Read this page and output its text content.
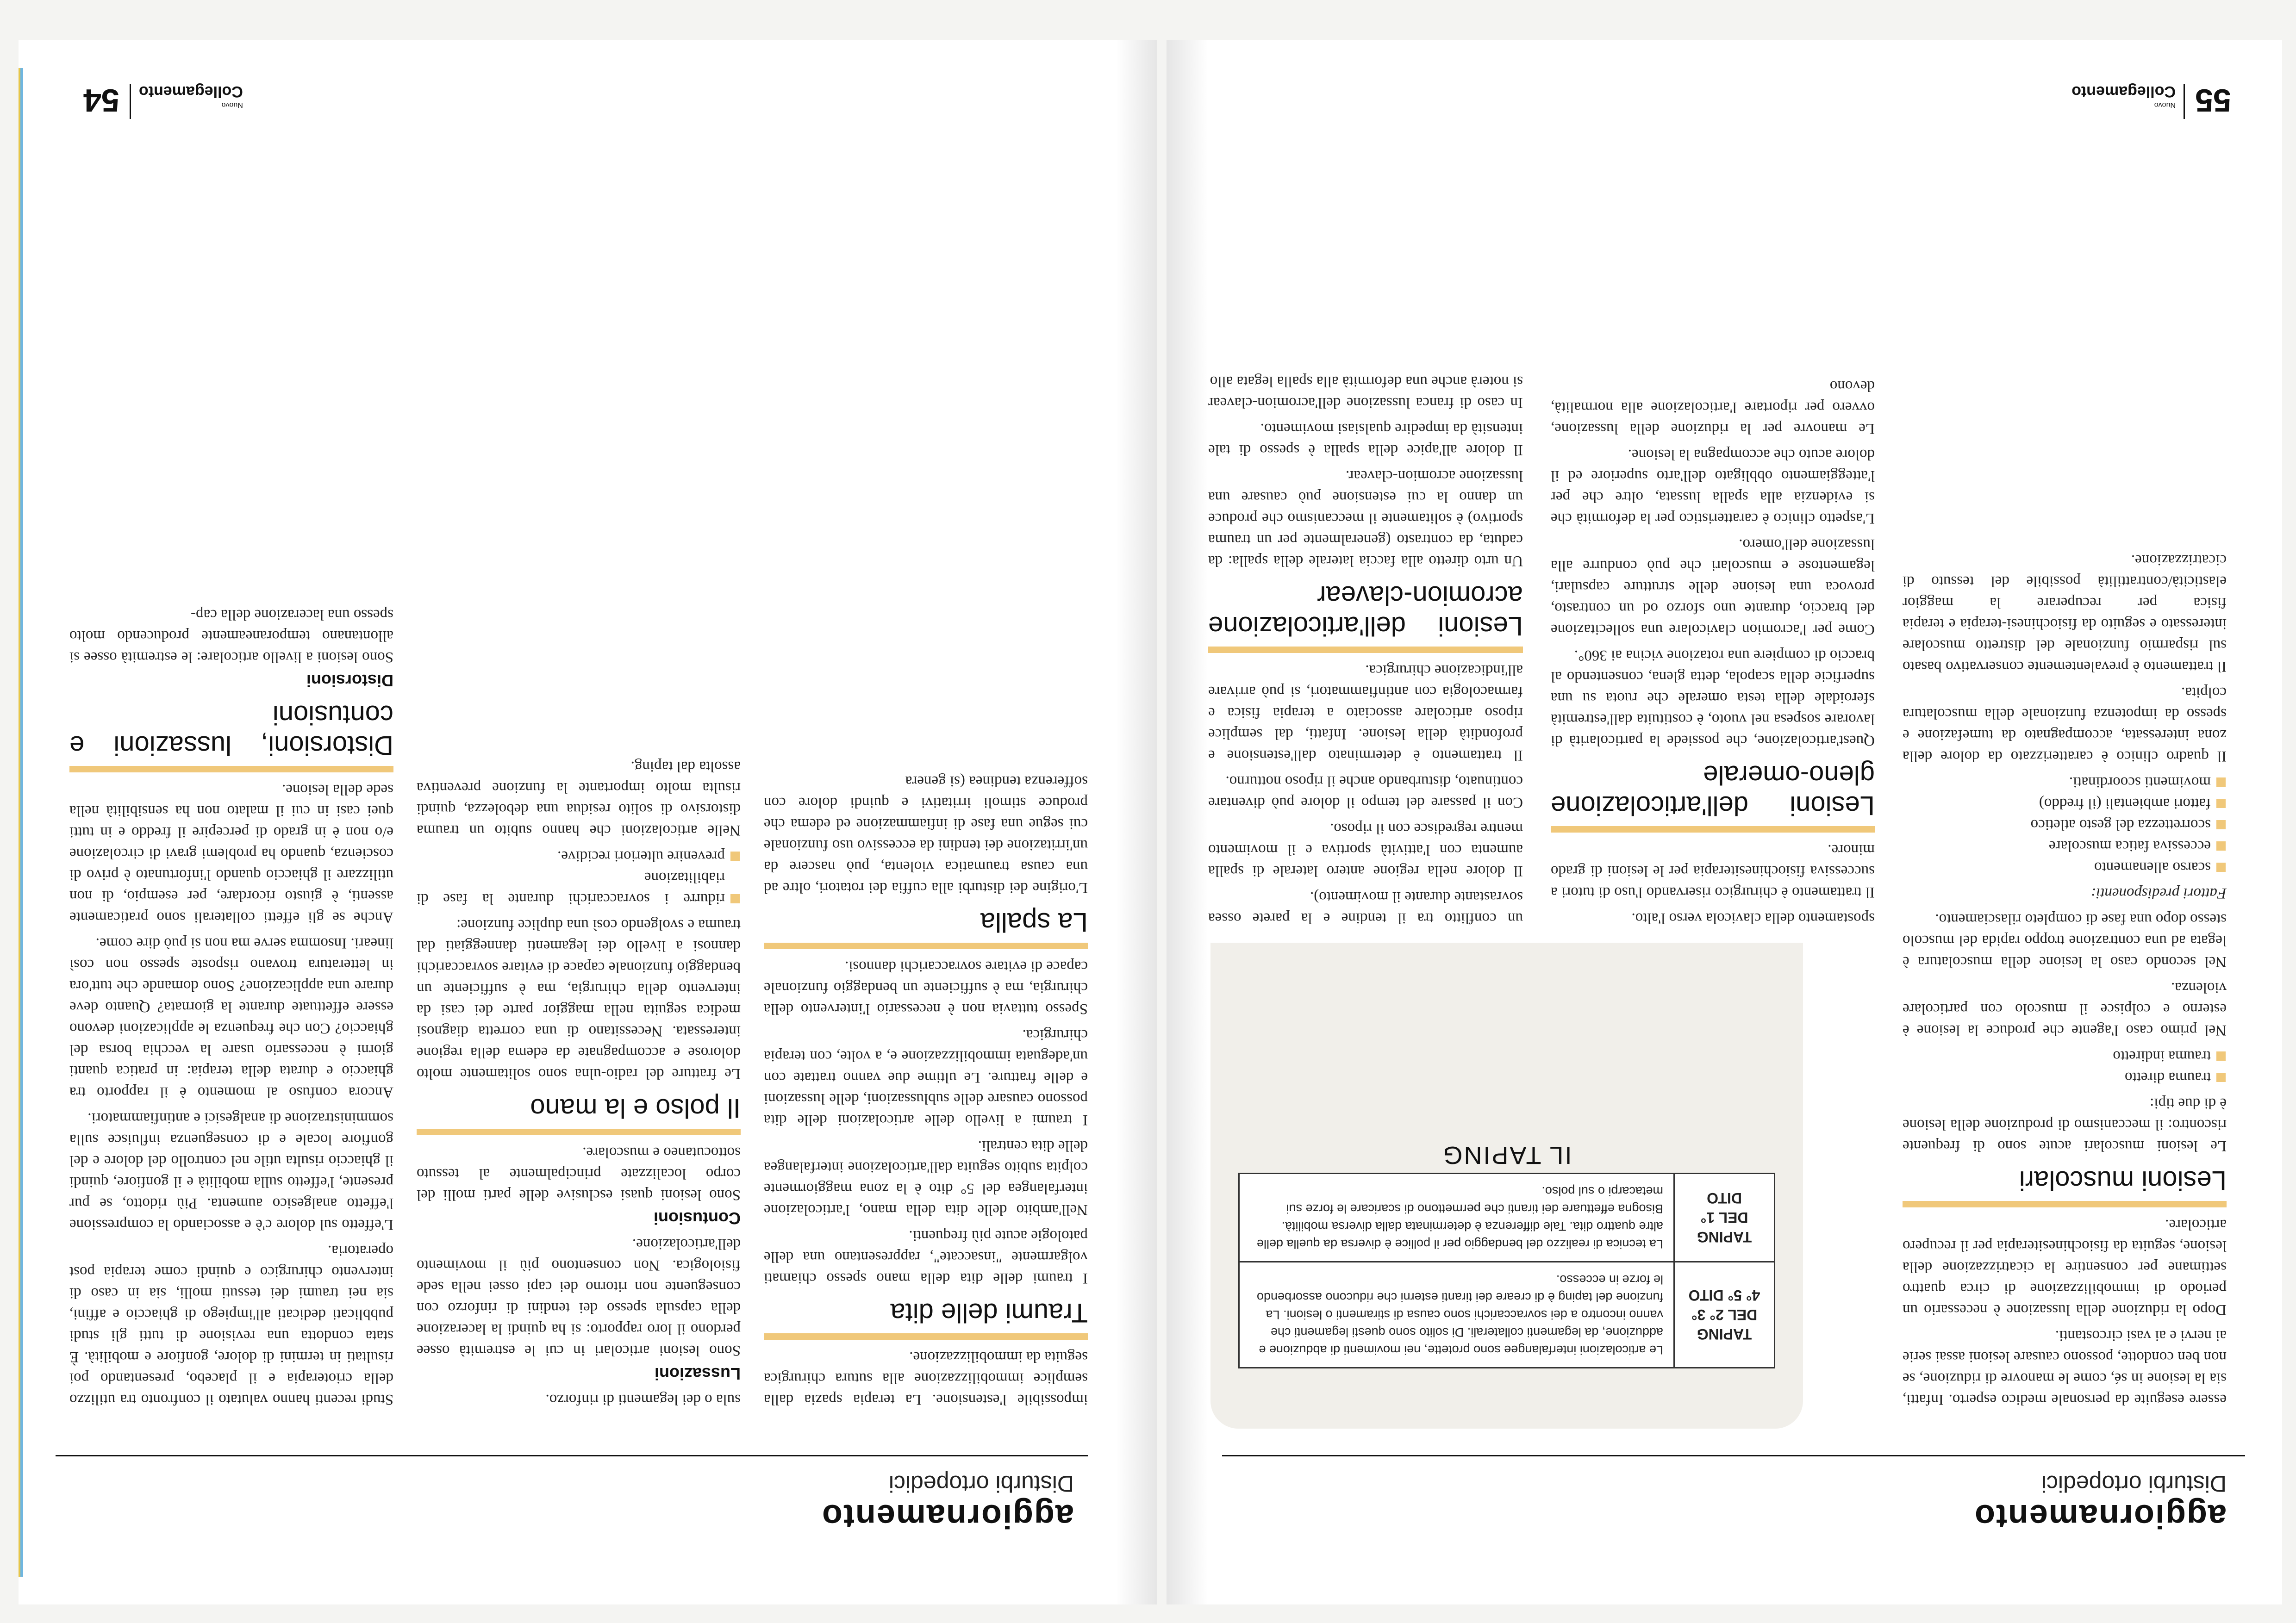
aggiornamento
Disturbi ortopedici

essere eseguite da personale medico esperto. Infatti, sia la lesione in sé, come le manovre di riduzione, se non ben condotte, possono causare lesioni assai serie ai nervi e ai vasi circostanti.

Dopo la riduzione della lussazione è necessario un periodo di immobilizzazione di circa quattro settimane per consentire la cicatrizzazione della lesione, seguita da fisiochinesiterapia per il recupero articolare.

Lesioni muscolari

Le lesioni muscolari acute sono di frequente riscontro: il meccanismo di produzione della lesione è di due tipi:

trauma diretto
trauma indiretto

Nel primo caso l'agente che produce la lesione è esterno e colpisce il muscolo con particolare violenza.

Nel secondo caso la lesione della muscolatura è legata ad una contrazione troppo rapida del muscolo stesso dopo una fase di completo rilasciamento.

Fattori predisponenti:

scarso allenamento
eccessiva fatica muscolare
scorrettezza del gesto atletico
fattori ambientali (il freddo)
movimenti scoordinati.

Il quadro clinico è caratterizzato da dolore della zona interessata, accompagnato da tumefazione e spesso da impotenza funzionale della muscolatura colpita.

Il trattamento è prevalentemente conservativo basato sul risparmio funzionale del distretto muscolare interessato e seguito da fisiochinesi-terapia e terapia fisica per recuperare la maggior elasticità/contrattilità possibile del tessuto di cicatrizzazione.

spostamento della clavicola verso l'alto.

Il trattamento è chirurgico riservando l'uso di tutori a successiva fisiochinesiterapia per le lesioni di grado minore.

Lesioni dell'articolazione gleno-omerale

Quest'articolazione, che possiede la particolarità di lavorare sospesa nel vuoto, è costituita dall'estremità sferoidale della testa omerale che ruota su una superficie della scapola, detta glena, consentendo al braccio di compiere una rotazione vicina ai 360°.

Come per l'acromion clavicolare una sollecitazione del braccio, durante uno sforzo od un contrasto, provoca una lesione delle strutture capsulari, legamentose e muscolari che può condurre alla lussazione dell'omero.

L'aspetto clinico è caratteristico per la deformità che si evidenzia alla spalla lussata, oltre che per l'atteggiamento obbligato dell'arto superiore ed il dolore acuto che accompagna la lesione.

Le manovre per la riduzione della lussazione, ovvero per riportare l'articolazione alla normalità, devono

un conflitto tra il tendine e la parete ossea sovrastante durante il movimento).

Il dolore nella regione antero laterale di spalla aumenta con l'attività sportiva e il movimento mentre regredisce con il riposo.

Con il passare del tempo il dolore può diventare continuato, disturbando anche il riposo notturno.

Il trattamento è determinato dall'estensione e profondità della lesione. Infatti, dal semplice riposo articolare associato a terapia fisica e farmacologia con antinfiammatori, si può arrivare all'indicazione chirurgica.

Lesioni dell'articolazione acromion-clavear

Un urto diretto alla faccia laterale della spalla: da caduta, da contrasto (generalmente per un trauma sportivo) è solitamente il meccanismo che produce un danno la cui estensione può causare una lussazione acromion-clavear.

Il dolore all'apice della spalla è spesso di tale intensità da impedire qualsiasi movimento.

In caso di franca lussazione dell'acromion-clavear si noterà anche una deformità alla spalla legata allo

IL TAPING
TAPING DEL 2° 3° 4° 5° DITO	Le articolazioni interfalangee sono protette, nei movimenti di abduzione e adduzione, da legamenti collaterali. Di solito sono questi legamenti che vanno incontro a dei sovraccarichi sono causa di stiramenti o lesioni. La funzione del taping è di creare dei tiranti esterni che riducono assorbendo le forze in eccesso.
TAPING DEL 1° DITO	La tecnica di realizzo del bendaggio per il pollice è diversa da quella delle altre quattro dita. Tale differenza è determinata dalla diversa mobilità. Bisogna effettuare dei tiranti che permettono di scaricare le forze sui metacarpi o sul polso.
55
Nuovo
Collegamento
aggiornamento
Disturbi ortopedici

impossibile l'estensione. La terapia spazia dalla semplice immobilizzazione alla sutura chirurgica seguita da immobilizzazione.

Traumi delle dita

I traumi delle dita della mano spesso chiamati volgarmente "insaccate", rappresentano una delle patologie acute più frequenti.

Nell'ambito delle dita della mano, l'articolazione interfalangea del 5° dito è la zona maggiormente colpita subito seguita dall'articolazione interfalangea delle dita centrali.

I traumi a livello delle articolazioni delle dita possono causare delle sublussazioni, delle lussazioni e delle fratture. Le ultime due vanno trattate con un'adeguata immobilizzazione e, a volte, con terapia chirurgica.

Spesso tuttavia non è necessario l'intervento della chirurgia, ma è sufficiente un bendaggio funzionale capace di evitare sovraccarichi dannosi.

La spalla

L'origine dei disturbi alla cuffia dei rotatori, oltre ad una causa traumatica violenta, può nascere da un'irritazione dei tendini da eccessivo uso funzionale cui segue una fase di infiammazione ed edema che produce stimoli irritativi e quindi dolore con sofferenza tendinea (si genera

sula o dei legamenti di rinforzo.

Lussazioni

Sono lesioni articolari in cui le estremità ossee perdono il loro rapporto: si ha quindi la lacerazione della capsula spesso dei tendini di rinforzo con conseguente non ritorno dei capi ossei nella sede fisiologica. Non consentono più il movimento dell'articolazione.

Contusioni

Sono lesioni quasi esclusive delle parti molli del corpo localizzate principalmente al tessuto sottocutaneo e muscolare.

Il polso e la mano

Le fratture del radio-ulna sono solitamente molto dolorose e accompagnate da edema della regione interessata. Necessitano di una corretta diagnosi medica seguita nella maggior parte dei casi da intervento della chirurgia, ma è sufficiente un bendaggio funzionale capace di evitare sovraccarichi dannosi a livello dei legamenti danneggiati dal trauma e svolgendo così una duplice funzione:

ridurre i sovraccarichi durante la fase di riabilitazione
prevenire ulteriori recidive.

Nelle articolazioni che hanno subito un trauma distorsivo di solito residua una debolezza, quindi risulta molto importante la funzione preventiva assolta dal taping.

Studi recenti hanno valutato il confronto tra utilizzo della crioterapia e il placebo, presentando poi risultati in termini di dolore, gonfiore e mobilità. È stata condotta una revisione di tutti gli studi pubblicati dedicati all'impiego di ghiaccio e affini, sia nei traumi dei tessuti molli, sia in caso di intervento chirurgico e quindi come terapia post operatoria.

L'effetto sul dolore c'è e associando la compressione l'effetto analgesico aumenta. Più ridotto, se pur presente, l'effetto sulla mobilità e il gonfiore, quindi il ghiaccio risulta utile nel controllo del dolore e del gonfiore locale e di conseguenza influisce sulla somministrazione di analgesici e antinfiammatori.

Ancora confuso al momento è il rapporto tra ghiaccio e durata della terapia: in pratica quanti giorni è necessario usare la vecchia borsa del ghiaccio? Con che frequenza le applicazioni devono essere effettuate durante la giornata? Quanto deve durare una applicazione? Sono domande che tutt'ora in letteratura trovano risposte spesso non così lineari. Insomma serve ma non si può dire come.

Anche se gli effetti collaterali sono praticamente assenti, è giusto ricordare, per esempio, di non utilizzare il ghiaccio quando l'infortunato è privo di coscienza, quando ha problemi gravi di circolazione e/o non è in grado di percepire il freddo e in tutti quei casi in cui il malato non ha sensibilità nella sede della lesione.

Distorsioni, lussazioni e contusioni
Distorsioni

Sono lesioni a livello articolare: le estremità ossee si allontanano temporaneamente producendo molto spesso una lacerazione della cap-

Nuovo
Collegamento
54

━━━━━━━━━━━━━━━━━━━━━━━━━━━━━━

What is needed
Copy everything in the records above except the pictures, exactly as written.

The reply
Read this page and output its text content.
aggiornamento
Disturbi ortopedici

essere eseguite da personale medico esperto. Infatti, sia la lesione in sé, come le manovre di riduzione, se non ben condotte, possono causare lesioni assai serie ai nervi e ai vasi circostanti.

Dopo la riduzione della lussazione è necessario un periodo di immobilizzazione di circa quattro settimane per consentire la cicatrizzazione della lesione, seguita da fisiochinesiterapia per il recupero articolare.

Lesioni muscolari

Le lesioni muscolari acute sono di frequente riscontro: il meccanismo di produzione della lesione è di due tipi:

trauma diretto
trauma indiretto

Nel primo caso l'agente che produce la lesione è esterno e colpisce il muscolo con particolare violenza.

Nel secondo caso la lesione della muscolatura è legata ad una contrazione troppo rapida del muscolo stesso dopo una fase di completo rilasciamento.

Fattori predisponenti:

scarso allenamento
eccessiva fatica muscolare
scorrettezza del gesto atletico
fattori ambientali (il freddo)
movimenti scoordinati.

Il quadro clinico è caratterizzato da dolore della zona interessata, accompagnato da tumefazione e spesso da impotenza funzionale della muscolatura colpita.

Il trattamento è prevalentemente conservativo basato sul risparmio funzionale del distretto muscolare interessato e seguito da fisiochinesi-terapia e terapia fisica per recuperare la maggior elasticità/contrattilità possibile del tessuto di cicatrizzazione.

spostamento della clavicola verso l'alto.

Il trattamento è chirurgico riservando l'uso di tutori a successiva fisiochinesiterapia per le lesioni di grado minore.

Lesioni dell'articolazione gleno-omerale

Quest'articolazione, che possiede la particolarità di lavorare sospesa nel vuoto, è costituita dall'estremità sferoidale della testa omerale che ruota su una superficie della scapola, detta glena, consentendo al braccio di compiere una rotazione vicina ai 360°.

Come per l'acromion clavicolare una sollecitazione del braccio, durante uno sforzo od un contrasto, provoca una lesione delle strutture capsulari, legamentose e muscolari che può condurre alla lussazione dell'omero.

L'aspetto clinico è caratteristico per la deformità che si evidenzia alla spalla lussata, oltre che per l'atteggiamento obbligato dell'arto superiore ed il dolore acuto che accompagna la lesione.

Le manovre per la riduzione della lussazione, ovvero per riportare l'articolazione alla normalità, devono

un conflitto tra il tendine e la parete ossea sovrastante durante il movimento).

Il dolore nella regione antero laterale di spalla aumenta con l'attività sportiva e il movimento mentre regredisce con il riposo.

Con il passare del tempo il dolore può diventare continuato, disturbando anche il riposo notturno.

Il trattamento è determinato dall'estensione e profondità della lesione. Infatti, dal semplice riposo articolare associato a terapia fisica e farmacologia con antinfiammatori, si può arrivare all'indicazione chirurgica.

Lesioni dell'articolazione acromion-clavear

Un urto diretto alla faccia laterale della spalla: da caduta, da contrasto (generalmente per un trauma sportivo) è solitamente il meccanismo che produce un danno la cui estensione può causare una lussazione acromion-clavear.

Il dolore all'apice della spalla è spesso di tale intensità da impedire qualsiasi movimento.

In caso di franca lussazione dell'acromion-clavear si noterà anche una deformità alla spalla legata allo

IL TAPING
TAPING DEL 2° 3° 4° 5° DITO	Le articolazioni interfalangee sono protette, nei movimenti di abduzione e adduzione, da legamenti collaterali. Di solito sono questi legamenti che vanno incontro a dei sovraccarichi sono causa di stiramenti o lesioni. La funzione del taping è di creare dei tiranti esterni che riducono assorbendo le forze in eccesso.
TAPING DEL 1° DITO	La tecnica di realizzo del bendaggio per il pollice è diversa da quella delle altre quattro dita. Tale differenza è determinata dalla diversa mobilità. Bisogna effettuare dei tiranti che permettono di scaricare le forze sui metacarpi o sul polso.
55
Nuovo
Collegamento
aggiornamento
Disturbi ortopedici

impossibile l'estensione. La terapia spazia dalla semplice immobilizzazione alla sutura chirurgica seguita da immobilizzazione.

Traumi delle dita

I traumi delle dita della mano spesso chiamati volgarmente "insaccate", rappresentano una delle patologie acute più frequenti.

Nell'ambito delle dita della mano, l'articolazione interfalangea del 5° dito è la zona maggiormente colpita subito seguita dall'articolazione interfalangea delle dita centrali.

I traumi a livello delle articolazioni delle dita possono causare delle sublussazioni, delle lussazioni e delle fratture. Le ultime due vanno trattate con un'adeguata immobilizzazione e, a volte, con terapia chirurgica.

Spesso tuttavia non è necessario l'intervento della chirurgia, ma è sufficiente un bendaggio funzionale capace di evitare sovraccarichi dannosi.

La spalla

L'origine dei disturbi alla cuffia dei rotatori, oltre ad una causa traumatica violenta, può nascere da un'irritazione dei tendini da eccessivo uso funzionale cui segue una fase di infiammazione ed edema che produce stimoli irritativi e quindi dolore con sofferenza tendinea (si genera

sula o dei legamenti di rinforzo.

Lussazioni

Sono lesioni articolari in cui le estremità ossee perdono il loro rapporto: si ha quindi la lacerazione della capsula spesso dei tendini di rinforzo con conseguente non ritorno dei capi ossei nella sede fisiologica. Non consentono più il movimento dell'articolazione.

Contusioni

Sono lesioni quasi esclusive delle parti molli del corpo localizzate principalmente al tessuto sottocutaneo e muscolare.

Il polso e la mano

Le fratture del radio-ulna sono solitamente molto dolorose e accompagnate da edema della regione interessata. Necessitano di una corretta diagnosi medica seguita nella maggior parte dei casi da intervento della chirurgia, ma è sufficiente un bendaggio funzionale capace di evitare sovraccarichi dannosi a livello dei legamenti danneggiati dal trauma e svolgendo così una duplice funzione:

ridurre i sovraccarichi durante la fase di riabilitazione
prevenire ulteriori recidive.

Nelle articolazioni che hanno subito un trauma distorsivo di solito residua una debolezza, quindi risulta molto importante la funzione preventiva assolta dal taping.

Studi recenti hanno valutato il confronto tra utilizzo della crioterapia e il placebo, presentando poi risultati in termini di dolore, gonfiore e mobilità. È stata condotta una revisione di tutti gli studi pubblicati dedicati all'impiego di ghiaccio e affini, sia nei traumi dei tessuti molli, sia in caso di intervento chirurgico e quindi come terapia post operatoria.

L'effetto sul dolore c'è e associando la compressione l'effetto analgesico aumenta. Più ridotto, se pur presente, l'effetto sulla mobilità e il gonfiore, quindi il ghiaccio risulta utile nel controllo del dolore e del gonfiore locale e di conseguenza influisce sulla somministrazione di analgesici e antinfiammatori.

Ancora confuso al momento è il rapporto tra ghiaccio e durata della terapia: in pratica quanti giorni è necessario usare la vecchia borsa del ghiaccio? Con che frequenza le applicazioni devono essere effettuate durante la giornata? Quanto deve durare una applicazione? Sono domande che tutt'ora in letteratura trovano risposte spesso non così lineari. Insomma serve ma non si può dire come.

Anche se gli effetti collaterali sono praticamente assenti, è giusto ricordare, per esempio, di non utilizzare il ghiaccio quando l'infortunato è privo di coscienza, quando ha problemi gravi di circolazione e/o non è in grado di percepire il freddo e in tutti quei casi in cui il malato non ha sensibilità nella sede della lesione.

Distorsioni, lussazioni e contusioni
Distorsioni

Sono lesioni a livello articolare: le estremità ossee si allontanano temporaneamente producendo molto spesso una lacerazione della cap-

Nuovo
Collegamento
54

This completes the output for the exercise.